- RAW RECORDS
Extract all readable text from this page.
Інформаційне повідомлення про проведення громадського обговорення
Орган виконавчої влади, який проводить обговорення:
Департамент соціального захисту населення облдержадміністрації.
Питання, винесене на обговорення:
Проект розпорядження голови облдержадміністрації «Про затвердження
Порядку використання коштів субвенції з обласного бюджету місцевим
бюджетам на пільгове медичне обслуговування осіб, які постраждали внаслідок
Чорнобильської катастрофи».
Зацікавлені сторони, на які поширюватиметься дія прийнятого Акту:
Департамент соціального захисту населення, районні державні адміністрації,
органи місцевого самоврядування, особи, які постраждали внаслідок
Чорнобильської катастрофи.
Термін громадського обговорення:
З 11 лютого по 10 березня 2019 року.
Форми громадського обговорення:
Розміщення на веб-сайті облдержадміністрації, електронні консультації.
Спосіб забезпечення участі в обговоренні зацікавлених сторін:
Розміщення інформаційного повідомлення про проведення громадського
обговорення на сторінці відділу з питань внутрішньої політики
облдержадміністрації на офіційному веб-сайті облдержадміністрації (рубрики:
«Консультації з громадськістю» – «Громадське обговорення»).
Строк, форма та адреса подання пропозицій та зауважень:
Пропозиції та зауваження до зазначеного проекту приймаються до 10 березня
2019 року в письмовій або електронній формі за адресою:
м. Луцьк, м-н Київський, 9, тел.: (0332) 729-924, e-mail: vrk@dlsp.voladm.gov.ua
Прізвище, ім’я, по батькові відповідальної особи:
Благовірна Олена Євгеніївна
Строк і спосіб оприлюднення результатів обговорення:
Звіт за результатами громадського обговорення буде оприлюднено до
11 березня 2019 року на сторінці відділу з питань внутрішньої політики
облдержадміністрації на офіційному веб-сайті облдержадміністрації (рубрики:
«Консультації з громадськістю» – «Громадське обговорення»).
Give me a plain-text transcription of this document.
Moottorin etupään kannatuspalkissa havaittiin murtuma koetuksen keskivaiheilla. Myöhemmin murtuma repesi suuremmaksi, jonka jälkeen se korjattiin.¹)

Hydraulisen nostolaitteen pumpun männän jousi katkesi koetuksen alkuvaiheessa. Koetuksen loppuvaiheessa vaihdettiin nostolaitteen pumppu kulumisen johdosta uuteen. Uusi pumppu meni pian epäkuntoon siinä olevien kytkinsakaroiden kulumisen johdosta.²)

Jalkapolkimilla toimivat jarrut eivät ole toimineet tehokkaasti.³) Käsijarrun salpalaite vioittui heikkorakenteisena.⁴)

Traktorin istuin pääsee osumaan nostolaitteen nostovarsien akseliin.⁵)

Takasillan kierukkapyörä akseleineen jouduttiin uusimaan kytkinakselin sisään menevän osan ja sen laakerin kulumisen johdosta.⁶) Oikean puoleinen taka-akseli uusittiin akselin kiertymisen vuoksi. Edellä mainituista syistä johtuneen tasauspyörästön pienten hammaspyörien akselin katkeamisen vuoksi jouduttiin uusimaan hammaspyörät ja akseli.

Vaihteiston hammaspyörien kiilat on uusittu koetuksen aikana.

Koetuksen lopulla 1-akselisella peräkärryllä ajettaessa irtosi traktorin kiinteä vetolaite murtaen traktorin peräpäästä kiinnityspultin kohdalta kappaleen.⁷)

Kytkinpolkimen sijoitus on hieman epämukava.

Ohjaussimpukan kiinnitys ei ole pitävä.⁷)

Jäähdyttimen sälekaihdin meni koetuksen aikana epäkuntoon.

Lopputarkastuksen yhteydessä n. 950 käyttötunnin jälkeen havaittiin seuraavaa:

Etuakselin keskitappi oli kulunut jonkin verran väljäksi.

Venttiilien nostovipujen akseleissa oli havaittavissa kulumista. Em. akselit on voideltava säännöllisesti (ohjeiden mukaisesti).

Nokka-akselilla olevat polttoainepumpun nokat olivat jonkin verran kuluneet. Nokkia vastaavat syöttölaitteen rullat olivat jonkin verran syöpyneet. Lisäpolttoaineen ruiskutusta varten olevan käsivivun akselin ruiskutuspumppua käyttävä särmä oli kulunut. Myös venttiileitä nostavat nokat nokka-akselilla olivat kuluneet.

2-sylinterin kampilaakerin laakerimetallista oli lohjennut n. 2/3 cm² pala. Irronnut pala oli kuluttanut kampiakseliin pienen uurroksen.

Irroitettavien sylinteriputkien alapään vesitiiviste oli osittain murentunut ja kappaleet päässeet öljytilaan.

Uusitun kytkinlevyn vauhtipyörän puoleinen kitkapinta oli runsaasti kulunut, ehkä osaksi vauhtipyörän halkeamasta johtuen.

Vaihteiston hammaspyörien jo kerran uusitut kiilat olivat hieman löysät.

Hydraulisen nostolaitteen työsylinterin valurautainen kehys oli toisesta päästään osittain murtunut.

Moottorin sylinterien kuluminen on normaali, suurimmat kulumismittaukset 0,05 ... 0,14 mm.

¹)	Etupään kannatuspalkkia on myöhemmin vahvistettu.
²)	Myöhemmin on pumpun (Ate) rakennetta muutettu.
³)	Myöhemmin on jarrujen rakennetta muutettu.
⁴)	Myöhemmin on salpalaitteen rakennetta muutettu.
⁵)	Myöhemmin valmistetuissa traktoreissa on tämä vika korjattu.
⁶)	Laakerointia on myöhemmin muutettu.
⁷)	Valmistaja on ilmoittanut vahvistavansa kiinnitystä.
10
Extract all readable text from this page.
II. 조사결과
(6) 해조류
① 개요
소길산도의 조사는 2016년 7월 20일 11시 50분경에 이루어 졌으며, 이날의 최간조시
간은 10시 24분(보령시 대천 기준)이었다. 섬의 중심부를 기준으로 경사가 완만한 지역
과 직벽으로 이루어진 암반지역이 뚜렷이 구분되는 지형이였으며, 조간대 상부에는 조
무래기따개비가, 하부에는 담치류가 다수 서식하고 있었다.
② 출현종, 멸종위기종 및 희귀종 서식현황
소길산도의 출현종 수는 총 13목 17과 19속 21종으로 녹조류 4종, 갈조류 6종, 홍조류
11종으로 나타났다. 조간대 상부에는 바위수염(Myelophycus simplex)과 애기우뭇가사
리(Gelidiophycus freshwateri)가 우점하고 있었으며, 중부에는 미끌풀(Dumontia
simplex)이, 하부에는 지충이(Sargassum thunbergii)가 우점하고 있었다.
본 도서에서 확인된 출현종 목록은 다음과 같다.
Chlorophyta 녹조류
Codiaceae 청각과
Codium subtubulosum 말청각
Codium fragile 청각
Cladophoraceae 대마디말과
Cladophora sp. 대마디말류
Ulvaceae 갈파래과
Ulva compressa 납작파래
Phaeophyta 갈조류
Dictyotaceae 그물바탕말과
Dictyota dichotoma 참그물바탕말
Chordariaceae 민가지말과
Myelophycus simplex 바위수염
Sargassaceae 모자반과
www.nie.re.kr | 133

- TASK OBJECTIVE
Take every line containing the word "muutettu" and copy it.

- RESULT OF THIS TASK
²)	Myöhemmin on pumpun (Ate) rakennetta muutettu.
³)	Myöhemmin on jarrujen rakennetta muutettu.
⁴)	Myöhemmin on salpalaitteen rakennetta muutettu.
⁶)	Laakerointia on myöhemmin muutettu.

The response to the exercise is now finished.